WHAT TO PRODUCE
Below are records. Transcribe exactly the lines from the one that contains "Extract the structured" through the last line, leaving any pictures out.

- - - - -

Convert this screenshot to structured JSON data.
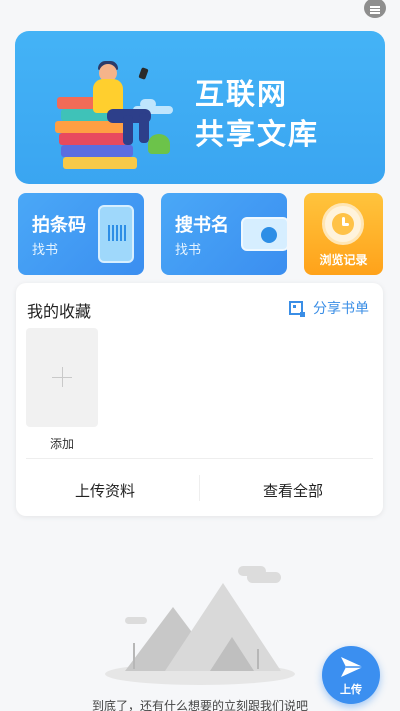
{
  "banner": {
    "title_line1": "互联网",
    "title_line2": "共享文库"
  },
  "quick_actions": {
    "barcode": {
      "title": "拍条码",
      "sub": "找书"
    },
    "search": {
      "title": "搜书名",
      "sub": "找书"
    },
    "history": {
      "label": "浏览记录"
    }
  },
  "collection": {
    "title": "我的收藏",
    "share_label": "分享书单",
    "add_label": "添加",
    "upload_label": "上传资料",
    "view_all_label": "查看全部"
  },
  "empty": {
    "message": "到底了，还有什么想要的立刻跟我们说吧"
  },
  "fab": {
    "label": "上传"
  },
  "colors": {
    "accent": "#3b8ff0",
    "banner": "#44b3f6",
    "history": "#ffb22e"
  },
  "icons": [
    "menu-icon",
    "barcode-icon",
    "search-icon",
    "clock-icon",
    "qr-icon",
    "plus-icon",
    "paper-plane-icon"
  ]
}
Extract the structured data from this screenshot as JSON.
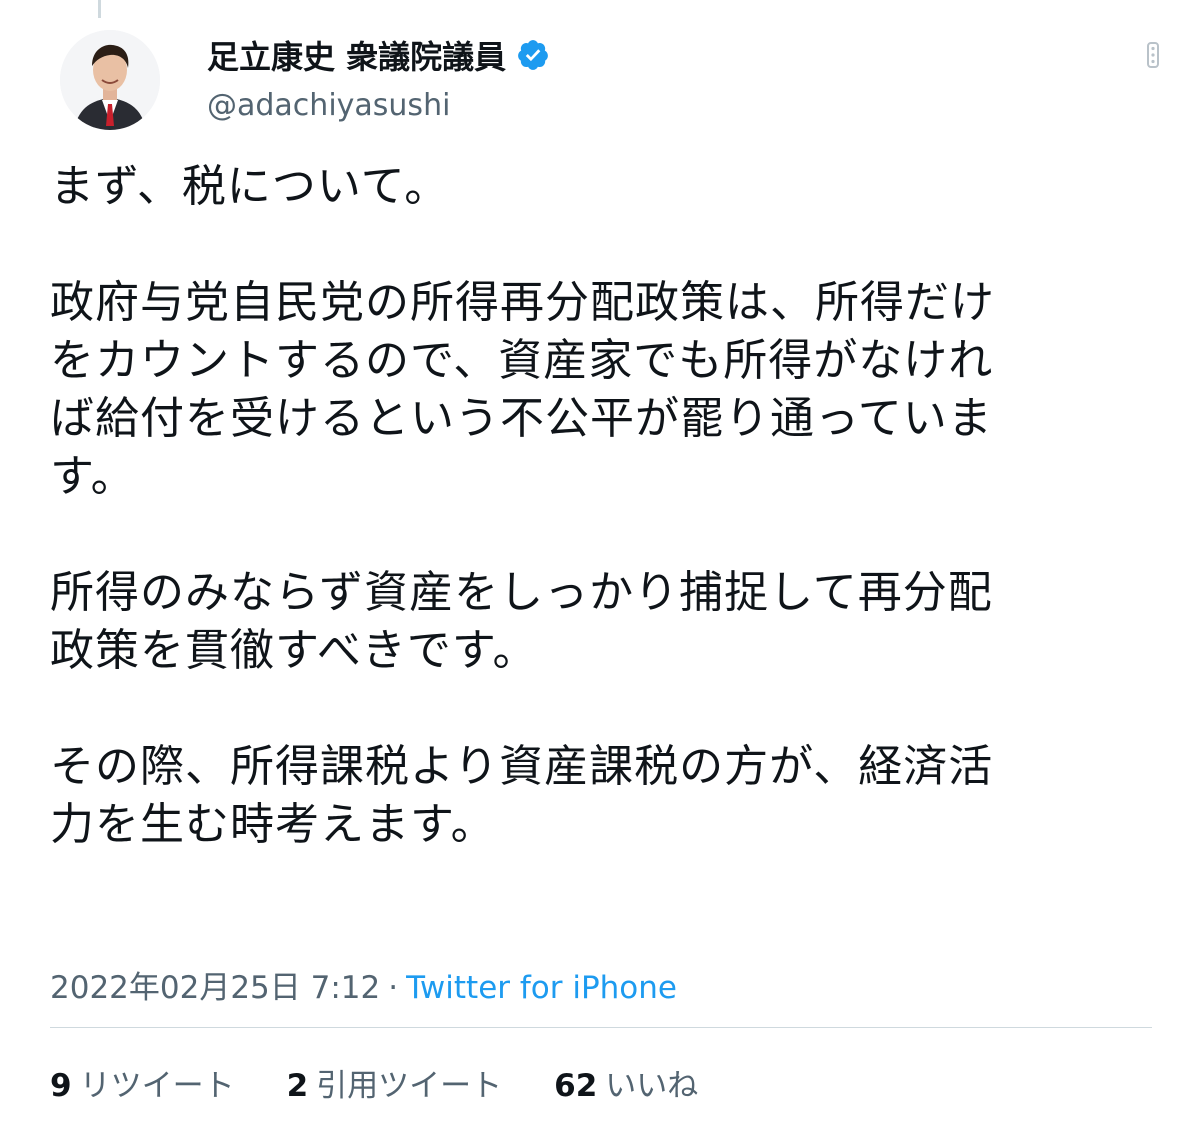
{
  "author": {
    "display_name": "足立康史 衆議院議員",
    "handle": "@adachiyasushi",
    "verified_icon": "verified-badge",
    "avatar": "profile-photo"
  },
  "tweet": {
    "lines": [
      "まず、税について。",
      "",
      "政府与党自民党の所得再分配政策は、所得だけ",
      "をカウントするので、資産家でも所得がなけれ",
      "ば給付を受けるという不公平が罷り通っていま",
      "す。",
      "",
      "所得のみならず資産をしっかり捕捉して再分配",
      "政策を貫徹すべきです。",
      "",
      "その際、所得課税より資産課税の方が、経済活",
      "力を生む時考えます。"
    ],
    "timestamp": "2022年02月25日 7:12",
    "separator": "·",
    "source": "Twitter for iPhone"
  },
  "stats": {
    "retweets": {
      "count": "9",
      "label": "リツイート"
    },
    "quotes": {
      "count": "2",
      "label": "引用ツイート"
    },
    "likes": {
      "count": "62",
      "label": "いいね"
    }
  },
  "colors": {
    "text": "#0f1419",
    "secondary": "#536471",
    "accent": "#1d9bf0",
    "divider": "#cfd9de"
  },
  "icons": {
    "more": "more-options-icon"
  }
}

- - - - -

CORRECT RESULT
Extract the structured data from this screenshot as JSON.
{
  "author": {
    "display_name": "足立康史 衆議院議員",
    "handle": "@adachiyasushi",
    "verified_icon": "verified-badge",
    "avatar": "profile-photo"
  },
  "tweet": {
    "lines": [
      "まず、税について。",
      "",
      "政府与党自民党の所得再分配政策は、所得だけ",
      "をカウントするので、資産家でも所得がなけれ",
      "ば給付を受けるという不公平が罷り通っていま",
      "す。",
      "",
      "所得のみならず資産をしっかり捕捉して再分配",
      "政策を貫徹すべきです。",
      "",
      "その際、所得課税より資産課税の方が、経済活",
      "力を生む時考えます。"
    ],
    "timestamp": "2022年02月25日 7:12",
    "separator": "·",
    "source": "Twitter for iPhone"
  },
  "stats": {
    "retweets": {
      "count": "9",
      "label": "リツイート"
    },
    "quotes": {
      "count": "2",
      "label": "引用ツイート"
    },
    "likes": {
      "count": "62",
      "label": "いいね"
    }
  },
  "colors": {
    "text": "#0f1419",
    "secondary": "#536471",
    "accent": "#1d9bf0",
    "divider": "#cfd9de"
  },
  "icons": {
    "more": "more-options-icon"
  }
}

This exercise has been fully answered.